↓↓↓
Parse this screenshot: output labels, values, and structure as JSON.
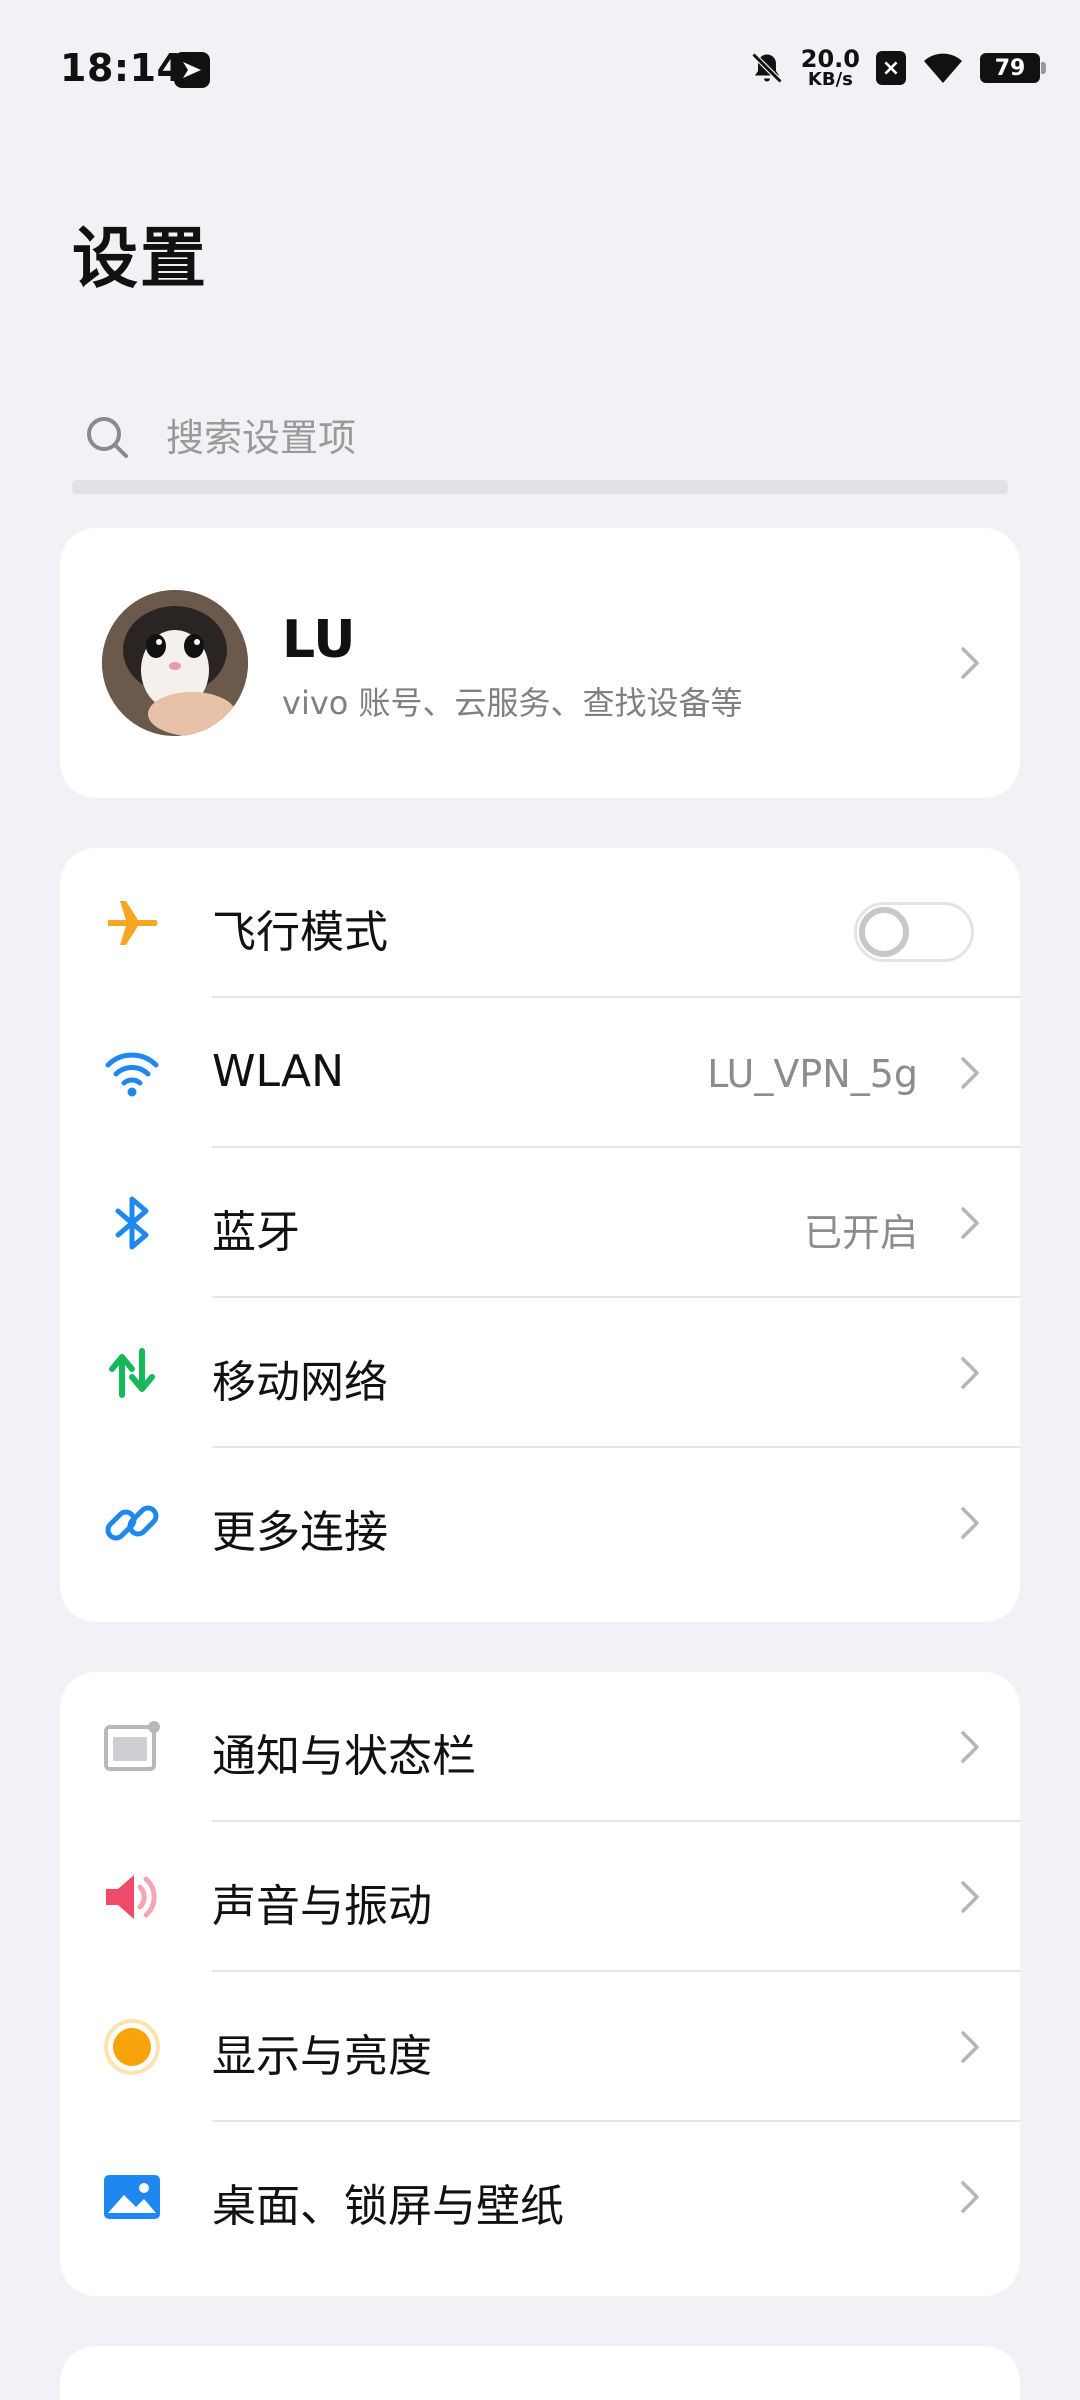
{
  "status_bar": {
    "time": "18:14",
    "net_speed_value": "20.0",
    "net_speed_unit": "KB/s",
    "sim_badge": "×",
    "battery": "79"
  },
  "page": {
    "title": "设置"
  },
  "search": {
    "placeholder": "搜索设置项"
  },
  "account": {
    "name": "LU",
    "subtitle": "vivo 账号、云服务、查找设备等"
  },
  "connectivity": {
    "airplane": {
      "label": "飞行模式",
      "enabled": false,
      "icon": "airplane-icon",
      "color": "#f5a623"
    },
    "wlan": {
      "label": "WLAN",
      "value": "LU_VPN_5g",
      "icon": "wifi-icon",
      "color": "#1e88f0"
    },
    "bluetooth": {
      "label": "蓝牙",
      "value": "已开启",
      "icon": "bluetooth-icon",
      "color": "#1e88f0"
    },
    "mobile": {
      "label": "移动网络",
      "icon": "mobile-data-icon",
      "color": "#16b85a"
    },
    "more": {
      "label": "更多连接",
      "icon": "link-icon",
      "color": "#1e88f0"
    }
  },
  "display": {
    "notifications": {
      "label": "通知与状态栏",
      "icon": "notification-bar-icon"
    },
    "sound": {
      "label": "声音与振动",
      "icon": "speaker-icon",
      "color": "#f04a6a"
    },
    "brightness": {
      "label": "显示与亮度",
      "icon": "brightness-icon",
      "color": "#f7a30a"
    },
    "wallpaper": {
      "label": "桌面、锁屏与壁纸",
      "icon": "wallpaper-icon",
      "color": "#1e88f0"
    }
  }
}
↑↑↑
**To do**
The entries above are to be returned exactly, without their pictures.

**Problem solution**
Parse this screenshot: output labels, values, and structure as JSON.
{
  "status_bar": {
    "time": "18:14",
    "net_speed_value": "20.0",
    "net_speed_unit": "KB/s",
    "sim_badge": "×",
    "battery": "79"
  },
  "page": {
    "title": "设置"
  },
  "search": {
    "placeholder": "搜索设置项"
  },
  "account": {
    "name": "LU",
    "subtitle": "vivo 账号、云服务、查找设备等"
  },
  "connectivity": {
    "airplane": {
      "label": "飞行模式",
      "enabled": false,
      "icon": "airplane-icon",
      "color": "#f5a623"
    },
    "wlan": {
      "label": "WLAN",
      "value": "LU_VPN_5g",
      "icon": "wifi-icon",
      "color": "#1e88f0"
    },
    "bluetooth": {
      "label": "蓝牙",
      "value": "已开启",
      "icon": "bluetooth-icon",
      "color": "#1e88f0"
    },
    "mobile": {
      "label": "移动网络",
      "icon": "mobile-data-icon",
      "color": "#16b85a"
    },
    "more": {
      "label": "更多连接",
      "icon": "link-icon",
      "color": "#1e88f0"
    }
  },
  "display": {
    "notifications": {
      "label": "通知与状态栏",
      "icon": "notification-bar-icon"
    },
    "sound": {
      "label": "声音与振动",
      "icon": "speaker-icon",
      "color": "#f04a6a"
    },
    "brightness": {
      "label": "显示与亮度",
      "icon": "brightness-icon",
      "color": "#f7a30a"
    },
    "wallpaper": {
      "label": "桌面、锁屏与壁纸",
      "icon": "wallpaper-icon",
      "color": "#1e88f0"
    }
  }
}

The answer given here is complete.